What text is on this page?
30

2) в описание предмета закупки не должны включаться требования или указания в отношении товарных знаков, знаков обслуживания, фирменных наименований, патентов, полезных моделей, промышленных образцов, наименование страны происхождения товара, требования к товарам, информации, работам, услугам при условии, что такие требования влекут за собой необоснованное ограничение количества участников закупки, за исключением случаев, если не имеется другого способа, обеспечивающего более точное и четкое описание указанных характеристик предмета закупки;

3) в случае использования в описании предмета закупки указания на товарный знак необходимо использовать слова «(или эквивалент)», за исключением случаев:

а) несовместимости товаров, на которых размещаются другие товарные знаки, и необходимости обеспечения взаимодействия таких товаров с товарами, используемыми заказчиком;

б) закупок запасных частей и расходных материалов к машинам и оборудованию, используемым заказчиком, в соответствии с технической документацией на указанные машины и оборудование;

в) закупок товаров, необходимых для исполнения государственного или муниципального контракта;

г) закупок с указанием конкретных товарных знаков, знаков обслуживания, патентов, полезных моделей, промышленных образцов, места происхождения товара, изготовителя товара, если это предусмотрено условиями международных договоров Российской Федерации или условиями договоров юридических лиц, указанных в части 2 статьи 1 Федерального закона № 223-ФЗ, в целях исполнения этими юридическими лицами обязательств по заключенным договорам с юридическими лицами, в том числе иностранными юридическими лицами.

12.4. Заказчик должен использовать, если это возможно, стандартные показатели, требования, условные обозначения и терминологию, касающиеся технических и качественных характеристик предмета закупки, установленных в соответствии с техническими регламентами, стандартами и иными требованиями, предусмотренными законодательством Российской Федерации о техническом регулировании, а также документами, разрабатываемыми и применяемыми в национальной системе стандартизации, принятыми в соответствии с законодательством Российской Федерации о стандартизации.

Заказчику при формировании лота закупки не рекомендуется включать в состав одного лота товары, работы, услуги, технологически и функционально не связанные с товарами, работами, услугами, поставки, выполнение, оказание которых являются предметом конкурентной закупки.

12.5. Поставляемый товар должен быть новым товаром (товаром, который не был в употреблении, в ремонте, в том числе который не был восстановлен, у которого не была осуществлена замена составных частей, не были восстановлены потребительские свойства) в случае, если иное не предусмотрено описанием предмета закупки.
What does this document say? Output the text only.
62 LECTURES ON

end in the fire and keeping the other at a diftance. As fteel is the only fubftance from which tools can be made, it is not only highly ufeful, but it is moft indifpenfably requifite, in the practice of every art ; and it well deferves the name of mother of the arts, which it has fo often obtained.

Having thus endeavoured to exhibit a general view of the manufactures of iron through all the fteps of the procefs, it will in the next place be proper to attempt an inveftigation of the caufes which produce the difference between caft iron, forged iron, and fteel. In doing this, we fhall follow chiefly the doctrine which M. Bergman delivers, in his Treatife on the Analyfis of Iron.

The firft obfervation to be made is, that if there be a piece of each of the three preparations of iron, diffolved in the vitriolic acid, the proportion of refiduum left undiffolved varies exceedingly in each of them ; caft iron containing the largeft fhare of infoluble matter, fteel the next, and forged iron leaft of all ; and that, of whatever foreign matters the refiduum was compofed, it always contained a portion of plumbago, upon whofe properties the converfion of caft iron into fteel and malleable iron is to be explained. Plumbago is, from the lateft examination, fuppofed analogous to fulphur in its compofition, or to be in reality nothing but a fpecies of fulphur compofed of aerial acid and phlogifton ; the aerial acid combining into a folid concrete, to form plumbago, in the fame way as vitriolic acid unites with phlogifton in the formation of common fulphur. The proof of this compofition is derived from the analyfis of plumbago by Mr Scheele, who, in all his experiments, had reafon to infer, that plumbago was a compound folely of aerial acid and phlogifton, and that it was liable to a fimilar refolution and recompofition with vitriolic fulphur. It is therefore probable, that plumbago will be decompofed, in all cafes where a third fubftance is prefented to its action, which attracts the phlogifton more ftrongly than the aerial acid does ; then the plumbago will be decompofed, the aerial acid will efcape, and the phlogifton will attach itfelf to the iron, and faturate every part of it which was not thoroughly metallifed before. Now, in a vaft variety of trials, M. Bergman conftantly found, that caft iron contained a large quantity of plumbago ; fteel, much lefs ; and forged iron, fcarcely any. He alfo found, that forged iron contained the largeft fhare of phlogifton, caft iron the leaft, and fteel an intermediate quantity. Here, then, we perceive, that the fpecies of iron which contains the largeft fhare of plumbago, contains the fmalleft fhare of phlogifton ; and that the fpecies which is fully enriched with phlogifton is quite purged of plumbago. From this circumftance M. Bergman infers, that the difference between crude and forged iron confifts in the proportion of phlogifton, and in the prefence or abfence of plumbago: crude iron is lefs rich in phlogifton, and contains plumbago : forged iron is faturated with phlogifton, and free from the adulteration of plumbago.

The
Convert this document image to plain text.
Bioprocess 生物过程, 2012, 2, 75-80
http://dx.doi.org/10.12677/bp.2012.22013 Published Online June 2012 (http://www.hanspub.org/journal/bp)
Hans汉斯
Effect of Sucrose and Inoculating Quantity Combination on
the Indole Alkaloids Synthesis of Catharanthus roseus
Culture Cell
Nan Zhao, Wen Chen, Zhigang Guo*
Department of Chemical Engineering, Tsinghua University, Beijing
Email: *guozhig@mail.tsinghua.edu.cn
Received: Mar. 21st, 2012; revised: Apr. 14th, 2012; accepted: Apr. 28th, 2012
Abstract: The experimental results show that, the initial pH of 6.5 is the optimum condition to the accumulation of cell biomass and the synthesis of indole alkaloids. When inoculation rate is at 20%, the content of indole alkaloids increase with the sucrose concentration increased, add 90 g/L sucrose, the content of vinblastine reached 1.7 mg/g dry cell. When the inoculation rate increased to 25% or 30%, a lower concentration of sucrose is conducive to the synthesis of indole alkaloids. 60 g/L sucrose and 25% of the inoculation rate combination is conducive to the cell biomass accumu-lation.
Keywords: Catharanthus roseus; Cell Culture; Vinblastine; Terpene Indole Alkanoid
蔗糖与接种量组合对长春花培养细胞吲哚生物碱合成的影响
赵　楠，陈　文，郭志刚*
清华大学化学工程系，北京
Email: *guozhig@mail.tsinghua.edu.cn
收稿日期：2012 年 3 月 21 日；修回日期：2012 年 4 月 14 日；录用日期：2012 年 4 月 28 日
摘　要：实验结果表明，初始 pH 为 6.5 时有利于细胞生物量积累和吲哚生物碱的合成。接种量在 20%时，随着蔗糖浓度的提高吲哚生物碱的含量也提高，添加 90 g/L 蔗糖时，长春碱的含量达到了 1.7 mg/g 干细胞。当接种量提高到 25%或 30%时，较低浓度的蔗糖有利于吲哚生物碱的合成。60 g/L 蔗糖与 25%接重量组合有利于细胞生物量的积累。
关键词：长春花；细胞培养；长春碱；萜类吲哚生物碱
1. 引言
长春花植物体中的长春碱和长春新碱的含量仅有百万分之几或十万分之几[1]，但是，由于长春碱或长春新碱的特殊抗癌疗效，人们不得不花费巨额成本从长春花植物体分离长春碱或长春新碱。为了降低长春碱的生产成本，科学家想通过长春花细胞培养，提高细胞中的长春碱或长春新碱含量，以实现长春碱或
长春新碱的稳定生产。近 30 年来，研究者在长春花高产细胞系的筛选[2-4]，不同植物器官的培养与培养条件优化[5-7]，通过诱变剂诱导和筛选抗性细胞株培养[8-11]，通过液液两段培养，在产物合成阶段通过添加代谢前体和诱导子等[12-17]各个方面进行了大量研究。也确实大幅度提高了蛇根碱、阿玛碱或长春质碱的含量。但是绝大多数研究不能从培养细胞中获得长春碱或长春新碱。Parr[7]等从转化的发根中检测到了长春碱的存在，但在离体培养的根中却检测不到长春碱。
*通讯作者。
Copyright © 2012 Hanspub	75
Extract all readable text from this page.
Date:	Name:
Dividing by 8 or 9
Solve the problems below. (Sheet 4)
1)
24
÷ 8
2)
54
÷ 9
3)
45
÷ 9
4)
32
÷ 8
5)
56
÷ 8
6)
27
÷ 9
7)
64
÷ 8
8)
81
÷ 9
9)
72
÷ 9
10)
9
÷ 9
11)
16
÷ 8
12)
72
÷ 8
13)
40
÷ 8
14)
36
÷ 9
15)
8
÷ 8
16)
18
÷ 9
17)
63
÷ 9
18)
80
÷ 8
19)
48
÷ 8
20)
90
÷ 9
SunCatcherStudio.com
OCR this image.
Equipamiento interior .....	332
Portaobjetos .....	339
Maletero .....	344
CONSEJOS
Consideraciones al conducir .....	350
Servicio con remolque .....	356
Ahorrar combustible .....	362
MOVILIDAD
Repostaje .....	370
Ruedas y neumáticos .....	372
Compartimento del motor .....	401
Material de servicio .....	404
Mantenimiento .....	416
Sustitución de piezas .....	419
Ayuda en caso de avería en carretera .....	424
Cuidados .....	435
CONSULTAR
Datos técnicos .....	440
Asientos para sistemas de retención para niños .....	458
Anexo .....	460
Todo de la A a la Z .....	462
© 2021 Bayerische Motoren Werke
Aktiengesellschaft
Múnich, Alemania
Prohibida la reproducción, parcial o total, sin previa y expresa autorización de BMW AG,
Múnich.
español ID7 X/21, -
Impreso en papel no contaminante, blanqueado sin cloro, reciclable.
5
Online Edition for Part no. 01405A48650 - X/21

################

| Problem description |
Copy each line above where the string "случаев" occurs.

| Exercise solution |
2) в описание предмета закупки не должны включаться требования или указания в отношении товарных знаков, знаков обслуживания, фирменных наименований, патентов, полезных моделей, промышленных образцов, наименование страны происхождения товара, требования к товарам, информации, работам, услугам при условии, что такие требования влекут за собой необоснованное ограничение количества участников закупки, за исключением случаев, если не имеется другого способа, обеспечивающего более точное и четкое описание указанных характеристик предмета закупки;
3) в случае использования в описании предмета закупки указания на товарный знак необходимо использовать слова «(или эквивалент)», за исключением случаев:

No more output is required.